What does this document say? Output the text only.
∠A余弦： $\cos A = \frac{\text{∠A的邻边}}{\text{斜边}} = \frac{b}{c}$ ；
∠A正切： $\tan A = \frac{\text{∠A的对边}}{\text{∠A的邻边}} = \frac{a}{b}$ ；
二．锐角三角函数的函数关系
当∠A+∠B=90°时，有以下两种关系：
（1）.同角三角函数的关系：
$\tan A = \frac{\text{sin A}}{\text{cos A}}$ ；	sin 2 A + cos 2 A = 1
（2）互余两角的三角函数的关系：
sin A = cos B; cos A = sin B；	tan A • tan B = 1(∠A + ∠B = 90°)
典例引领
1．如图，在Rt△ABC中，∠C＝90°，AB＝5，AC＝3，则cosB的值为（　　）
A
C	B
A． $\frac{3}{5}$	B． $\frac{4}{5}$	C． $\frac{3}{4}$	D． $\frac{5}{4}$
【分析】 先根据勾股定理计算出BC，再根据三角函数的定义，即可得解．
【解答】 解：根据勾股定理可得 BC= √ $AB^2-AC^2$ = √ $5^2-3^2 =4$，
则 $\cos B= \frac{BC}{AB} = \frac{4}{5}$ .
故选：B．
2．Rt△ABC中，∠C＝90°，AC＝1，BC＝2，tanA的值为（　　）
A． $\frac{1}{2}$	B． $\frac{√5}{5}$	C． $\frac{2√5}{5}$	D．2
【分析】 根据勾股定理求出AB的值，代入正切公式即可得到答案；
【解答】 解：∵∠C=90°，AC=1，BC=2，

* Prompt: Please set down the whole listing above without altering a single line.

* Response for this exercise:
What does this document say? Output the text only.
∠A余弦： $\cos A = \frac{\text{∠A的邻边}}{\text{斜边}} = \frac{b}{c}$ ；
∠A正切： $\tan A = \frac{\text{∠A的对边}}{\text{∠A的邻边}} = \frac{a}{b}$ ；
二．锐角三角函数的函数关系
当∠A+∠B=90°时，有以下两种关系：
（1）.同角三角函数的关系：
$\tan A = \frac{\text{sin A}}{\text{cos A}}$ ；	sin 2 A + cos 2 A = 1
（2）互余两角的三角函数的关系：
sin A = cos B; cos A = sin B；	tan A • tan B = 1(∠A + ∠B = 90°)
典例引领
1．如图，在Rt△ABC中，∠C＝90°，AB＝5，AC＝3，则cosB的值为（　　）
A
C	B
A． $\frac{3}{5}$	B． $\frac{4}{5}$	C． $\frac{3}{4}$	D． $\frac{5}{4}$
【分析】 先根据勾股定理计算出BC，再根据三角函数的定义，即可得解．
【解答】 解：根据勾股定理可得 BC= √ $AB^2-AC^2$ = √ $5^2-3^2 =4$，
则 $\cos B= \frac{BC}{AB} = \frac{4}{5}$ .
故选：B．
2．Rt△ABC中，∠C＝90°，AC＝1，BC＝2，tanA的值为（　　）
A． $\frac{1}{2}$	B． $\frac{√5}{5}$	C． $\frac{2√5}{5}$	D．2
【分析】 根据勾股定理求出AB的值，代入正切公式即可得到答案；
【解答】 解：∵∠C=90°，AC=1，BC=2，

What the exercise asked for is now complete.